→ WHAT TO PRODUCE:
Scan the entries below and count the lines holding the string "style". Supply only the number.
☆ ☆ ☆ ☆ ☆
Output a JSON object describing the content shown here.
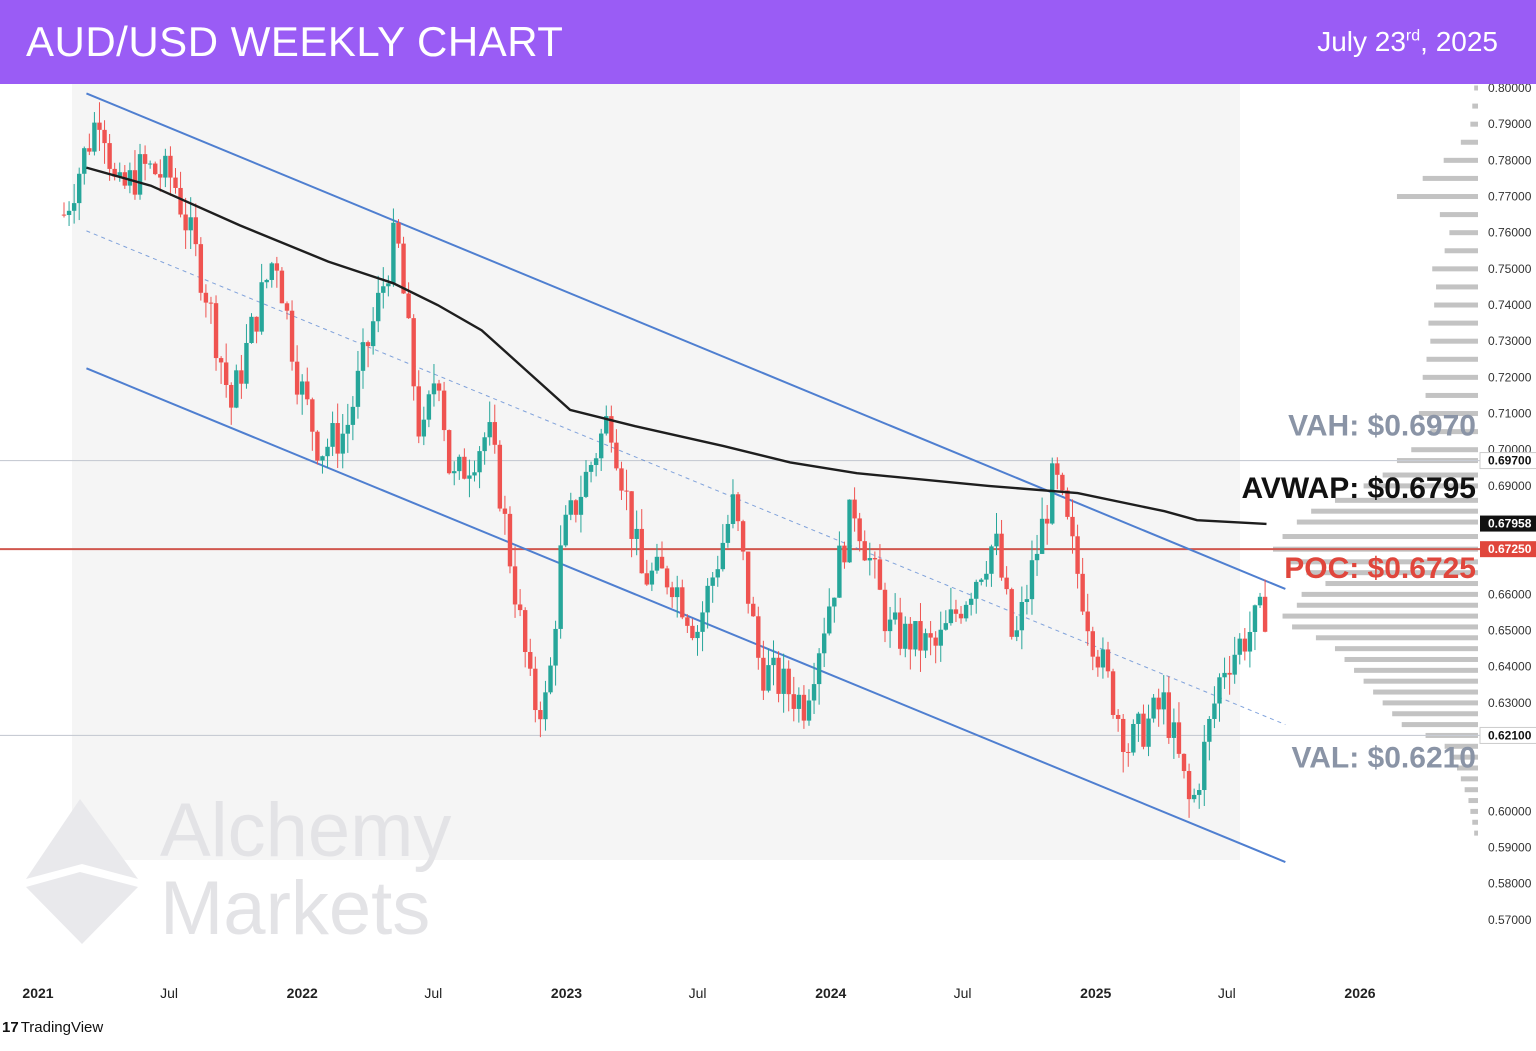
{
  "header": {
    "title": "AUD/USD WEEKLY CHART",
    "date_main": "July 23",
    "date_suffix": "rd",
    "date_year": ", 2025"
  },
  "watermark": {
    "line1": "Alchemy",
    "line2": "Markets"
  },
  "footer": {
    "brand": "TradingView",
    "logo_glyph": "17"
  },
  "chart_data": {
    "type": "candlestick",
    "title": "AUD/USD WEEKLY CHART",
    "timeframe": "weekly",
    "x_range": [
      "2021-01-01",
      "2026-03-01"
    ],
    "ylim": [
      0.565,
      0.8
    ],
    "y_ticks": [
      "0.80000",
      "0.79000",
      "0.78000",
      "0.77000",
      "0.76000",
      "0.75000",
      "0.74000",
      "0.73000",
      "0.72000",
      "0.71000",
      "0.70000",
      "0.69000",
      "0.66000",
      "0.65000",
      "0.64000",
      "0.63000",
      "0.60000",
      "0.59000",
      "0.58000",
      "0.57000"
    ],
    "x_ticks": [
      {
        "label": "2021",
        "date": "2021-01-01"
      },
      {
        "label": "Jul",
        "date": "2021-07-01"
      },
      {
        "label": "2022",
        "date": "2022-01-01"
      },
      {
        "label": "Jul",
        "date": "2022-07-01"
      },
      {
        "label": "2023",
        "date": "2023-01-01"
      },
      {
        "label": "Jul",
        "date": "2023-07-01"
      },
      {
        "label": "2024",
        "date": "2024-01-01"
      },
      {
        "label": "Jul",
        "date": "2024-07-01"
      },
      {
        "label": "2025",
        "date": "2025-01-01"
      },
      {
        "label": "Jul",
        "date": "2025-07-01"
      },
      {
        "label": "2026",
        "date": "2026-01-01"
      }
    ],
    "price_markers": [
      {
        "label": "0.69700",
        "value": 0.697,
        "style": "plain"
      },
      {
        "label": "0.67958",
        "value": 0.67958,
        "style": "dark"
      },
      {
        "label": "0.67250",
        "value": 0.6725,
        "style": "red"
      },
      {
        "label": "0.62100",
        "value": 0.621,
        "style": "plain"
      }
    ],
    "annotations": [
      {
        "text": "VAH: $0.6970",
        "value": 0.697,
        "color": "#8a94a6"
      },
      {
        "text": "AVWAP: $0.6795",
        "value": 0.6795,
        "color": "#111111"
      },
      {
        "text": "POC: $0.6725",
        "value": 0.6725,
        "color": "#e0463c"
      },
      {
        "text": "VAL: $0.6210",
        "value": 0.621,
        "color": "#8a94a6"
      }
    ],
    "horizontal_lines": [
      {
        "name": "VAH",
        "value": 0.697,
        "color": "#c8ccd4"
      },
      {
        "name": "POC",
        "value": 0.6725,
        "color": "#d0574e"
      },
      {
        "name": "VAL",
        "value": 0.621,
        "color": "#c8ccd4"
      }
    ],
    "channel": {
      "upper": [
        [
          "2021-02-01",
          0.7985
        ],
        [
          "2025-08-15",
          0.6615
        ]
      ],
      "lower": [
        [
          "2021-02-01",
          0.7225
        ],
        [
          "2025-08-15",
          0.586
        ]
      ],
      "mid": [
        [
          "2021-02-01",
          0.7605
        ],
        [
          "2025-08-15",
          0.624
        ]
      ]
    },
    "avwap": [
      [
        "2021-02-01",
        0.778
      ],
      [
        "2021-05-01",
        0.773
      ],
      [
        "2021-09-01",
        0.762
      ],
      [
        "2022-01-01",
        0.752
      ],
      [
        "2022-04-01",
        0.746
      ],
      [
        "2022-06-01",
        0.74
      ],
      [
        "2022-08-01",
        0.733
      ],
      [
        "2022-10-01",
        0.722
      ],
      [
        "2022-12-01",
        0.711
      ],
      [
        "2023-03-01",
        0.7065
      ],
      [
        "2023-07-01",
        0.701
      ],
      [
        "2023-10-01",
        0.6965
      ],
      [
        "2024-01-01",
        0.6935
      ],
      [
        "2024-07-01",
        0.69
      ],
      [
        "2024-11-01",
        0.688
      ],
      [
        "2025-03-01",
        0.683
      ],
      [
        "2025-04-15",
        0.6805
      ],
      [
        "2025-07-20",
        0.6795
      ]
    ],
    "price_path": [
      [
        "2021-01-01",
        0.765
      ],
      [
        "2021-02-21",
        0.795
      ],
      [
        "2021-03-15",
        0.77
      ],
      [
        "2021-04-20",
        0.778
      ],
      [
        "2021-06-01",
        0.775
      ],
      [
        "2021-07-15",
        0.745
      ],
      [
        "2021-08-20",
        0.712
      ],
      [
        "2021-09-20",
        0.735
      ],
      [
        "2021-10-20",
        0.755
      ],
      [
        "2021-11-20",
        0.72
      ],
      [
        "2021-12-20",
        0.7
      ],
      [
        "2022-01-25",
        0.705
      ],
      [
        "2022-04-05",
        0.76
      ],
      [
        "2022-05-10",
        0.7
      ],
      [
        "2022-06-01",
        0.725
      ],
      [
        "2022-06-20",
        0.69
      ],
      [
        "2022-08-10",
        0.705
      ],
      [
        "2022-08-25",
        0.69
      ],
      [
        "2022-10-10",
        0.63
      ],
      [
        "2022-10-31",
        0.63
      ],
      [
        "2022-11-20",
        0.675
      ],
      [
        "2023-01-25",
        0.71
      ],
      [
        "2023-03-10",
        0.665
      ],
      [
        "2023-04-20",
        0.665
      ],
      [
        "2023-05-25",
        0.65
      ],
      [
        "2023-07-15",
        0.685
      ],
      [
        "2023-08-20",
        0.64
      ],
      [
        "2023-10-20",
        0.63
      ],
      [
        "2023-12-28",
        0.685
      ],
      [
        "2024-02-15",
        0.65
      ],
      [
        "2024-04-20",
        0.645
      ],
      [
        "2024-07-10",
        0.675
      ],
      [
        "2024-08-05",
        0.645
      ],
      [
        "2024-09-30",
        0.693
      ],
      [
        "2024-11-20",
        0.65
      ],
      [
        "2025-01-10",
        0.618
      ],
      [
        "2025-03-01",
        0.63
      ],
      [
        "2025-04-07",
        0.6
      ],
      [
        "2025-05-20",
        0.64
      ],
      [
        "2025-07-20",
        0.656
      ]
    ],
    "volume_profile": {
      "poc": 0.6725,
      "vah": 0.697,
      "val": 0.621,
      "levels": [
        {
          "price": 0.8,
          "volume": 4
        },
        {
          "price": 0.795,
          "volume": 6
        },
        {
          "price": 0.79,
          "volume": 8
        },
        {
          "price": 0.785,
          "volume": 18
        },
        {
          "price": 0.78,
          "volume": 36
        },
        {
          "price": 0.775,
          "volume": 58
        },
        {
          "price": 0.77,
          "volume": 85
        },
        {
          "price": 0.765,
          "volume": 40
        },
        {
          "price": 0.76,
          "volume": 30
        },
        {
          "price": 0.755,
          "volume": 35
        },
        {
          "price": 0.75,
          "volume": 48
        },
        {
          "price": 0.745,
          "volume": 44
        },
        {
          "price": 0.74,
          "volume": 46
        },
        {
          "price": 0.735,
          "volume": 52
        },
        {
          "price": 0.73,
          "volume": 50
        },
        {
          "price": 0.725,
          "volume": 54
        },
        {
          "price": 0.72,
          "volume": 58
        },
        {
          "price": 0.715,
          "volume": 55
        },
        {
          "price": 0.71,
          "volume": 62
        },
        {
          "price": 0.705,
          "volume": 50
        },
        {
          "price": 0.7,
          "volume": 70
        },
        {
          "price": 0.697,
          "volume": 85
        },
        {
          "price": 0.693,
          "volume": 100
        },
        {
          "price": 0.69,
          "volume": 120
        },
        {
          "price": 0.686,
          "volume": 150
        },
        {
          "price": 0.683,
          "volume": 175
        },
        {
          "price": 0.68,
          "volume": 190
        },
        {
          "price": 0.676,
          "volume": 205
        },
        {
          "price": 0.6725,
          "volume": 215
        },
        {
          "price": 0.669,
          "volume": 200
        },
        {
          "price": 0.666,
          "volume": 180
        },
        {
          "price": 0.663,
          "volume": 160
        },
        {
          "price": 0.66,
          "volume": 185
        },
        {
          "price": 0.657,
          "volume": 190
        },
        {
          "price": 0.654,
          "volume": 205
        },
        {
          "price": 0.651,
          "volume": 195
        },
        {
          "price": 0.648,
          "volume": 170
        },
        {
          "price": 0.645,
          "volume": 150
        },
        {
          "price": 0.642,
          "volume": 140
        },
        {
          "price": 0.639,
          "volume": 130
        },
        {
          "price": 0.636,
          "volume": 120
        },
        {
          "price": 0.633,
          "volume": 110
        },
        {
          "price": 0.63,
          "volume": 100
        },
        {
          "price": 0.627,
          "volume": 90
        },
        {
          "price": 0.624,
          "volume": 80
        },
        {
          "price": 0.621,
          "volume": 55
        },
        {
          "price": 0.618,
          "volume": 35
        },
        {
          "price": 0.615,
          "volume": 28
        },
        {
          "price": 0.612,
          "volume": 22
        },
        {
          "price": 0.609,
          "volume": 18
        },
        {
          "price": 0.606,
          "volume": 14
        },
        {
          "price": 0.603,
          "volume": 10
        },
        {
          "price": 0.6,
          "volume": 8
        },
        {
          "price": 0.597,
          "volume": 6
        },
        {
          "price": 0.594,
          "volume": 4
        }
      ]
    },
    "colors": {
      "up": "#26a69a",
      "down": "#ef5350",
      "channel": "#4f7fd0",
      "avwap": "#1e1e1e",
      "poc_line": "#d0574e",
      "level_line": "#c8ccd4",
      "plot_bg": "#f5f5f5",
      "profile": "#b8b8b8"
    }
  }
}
☆ ☆ ☆ ☆ ☆
→ TASK RESPONSE:
4